* [WORK REQUIRED]
Repeat all the records exactly, omitting pictures.

————

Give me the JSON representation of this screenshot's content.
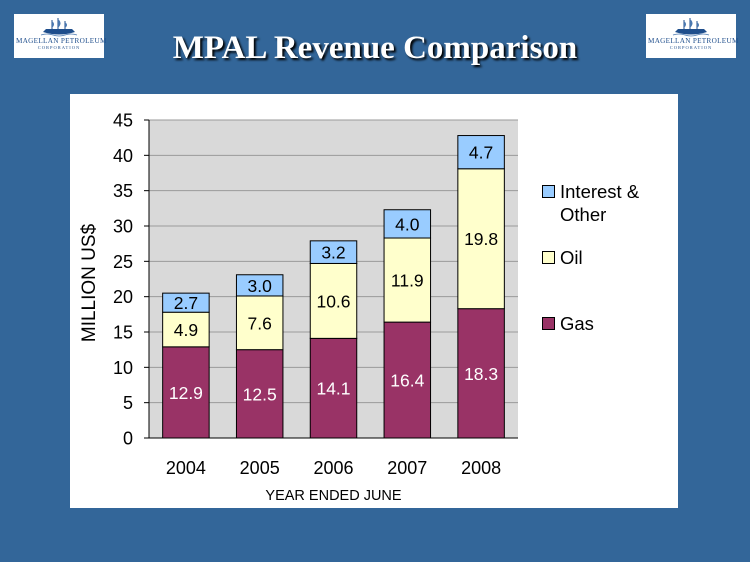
{
  "header": {
    "title": "MPAL Revenue Comparison",
    "logo": {
      "name": "MAGELLAN PETROLEUM",
      "sub": "CORPORATION",
      "icon": "sailing-ship-icon"
    }
  },
  "colors": {
    "background": "#336699",
    "plot_area": "#d9d9d9",
    "gas": "#993366",
    "oil": "#ffffcc",
    "interest_other": "#99ccff"
  },
  "chart_data": {
    "type": "bar",
    "stacked": true,
    "categories": [
      "2004",
      "2005",
      "2006",
      "2007",
      "2008"
    ],
    "series": [
      {
        "name": "Gas",
        "values": [
          12.9,
          12.5,
          14.1,
          16.4,
          18.3
        ],
        "labels": [
          "12.9",
          "12.5",
          "14.1",
          "16.4",
          "18.3"
        ],
        "color": "#993366",
        "label_color": "#ffffff"
      },
      {
        "name": "Oil",
        "values": [
          4.9,
          7.6,
          10.6,
          11.9,
          19.8
        ],
        "labels": [
          "4.9",
          "7.6",
          "10.6",
          "11.9",
          "19.8"
        ],
        "color": "#ffffcc",
        "label_color": "#000000"
      },
      {
        "name": "Interest & Other",
        "values": [
          2.7,
          3.0,
          3.2,
          4.0,
          4.7
        ],
        "labels": [
          "2.7",
          "3.0",
          "3.2",
          "4.0",
          "4.7"
        ],
        "color": "#99ccff",
        "label_color": "#000000"
      }
    ],
    "xlabel": "YEAR ENDED JUNE",
    "ylabel": "MILLION US$",
    "ylim": [
      0,
      45
    ],
    "yticks": [
      "0",
      "5",
      "10",
      "15",
      "20",
      "25",
      "30",
      "35",
      "40",
      "45"
    ],
    "grid": true,
    "legend": {
      "position": "right",
      "items": [
        {
          "line1": "Interest &",
          "line2": "Other",
          "color": "#99ccff"
        },
        {
          "line1": "Oil",
          "line2": "",
          "color": "#ffffcc"
        },
        {
          "line1": "Gas",
          "line2": "",
          "color": "#993366"
        }
      ]
    }
  }
}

————

* [OUTPUT FOR THIS EXERCISE]
Give me the JSON representation of this screenshot's content.
{
  "header": {
    "title": "MPAL Revenue Comparison",
    "logo": {
      "name": "MAGELLAN PETROLEUM",
      "sub": "CORPORATION",
      "icon": "sailing-ship-icon"
    }
  },
  "colors": {
    "background": "#336699",
    "plot_area": "#d9d9d9",
    "gas": "#993366",
    "oil": "#ffffcc",
    "interest_other": "#99ccff"
  },
  "chart_data": {
    "type": "bar",
    "stacked": true,
    "categories": [
      "2004",
      "2005",
      "2006",
      "2007",
      "2008"
    ],
    "series": [
      {
        "name": "Gas",
        "values": [
          12.9,
          12.5,
          14.1,
          16.4,
          18.3
        ],
        "labels": [
          "12.9",
          "12.5",
          "14.1",
          "16.4",
          "18.3"
        ],
        "color": "#993366",
        "label_color": "#ffffff"
      },
      {
        "name": "Oil",
        "values": [
          4.9,
          7.6,
          10.6,
          11.9,
          19.8
        ],
        "labels": [
          "4.9",
          "7.6",
          "10.6",
          "11.9",
          "19.8"
        ],
        "color": "#ffffcc",
        "label_color": "#000000"
      },
      {
        "name": "Interest & Other",
        "values": [
          2.7,
          3.0,
          3.2,
          4.0,
          4.7
        ],
        "labels": [
          "2.7",
          "3.0",
          "3.2",
          "4.0",
          "4.7"
        ],
        "color": "#99ccff",
        "label_color": "#000000"
      }
    ],
    "xlabel": "YEAR ENDED JUNE",
    "ylabel": "MILLION US$",
    "ylim": [
      0,
      45
    ],
    "yticks": [
      "0",
      "5",
      "10",
      "15",
      "20",
      "25",
      "30",
      "35",
      "40",
      "45"
    ],
    "grid": true,
    "legend": {
      "position": "right",
      "items": [
        {
          "line1": "Interest &",
          "line2": "Other",
          "color": "#99ccff"
        },
        {
          "line1": "Oil",
          "line2": "",
          "color": "#ffffcc"
        },
        {
          "line1": "Gas",
          "line2": "",
          "color": "#993366"
        }
      ]
    }
  }
}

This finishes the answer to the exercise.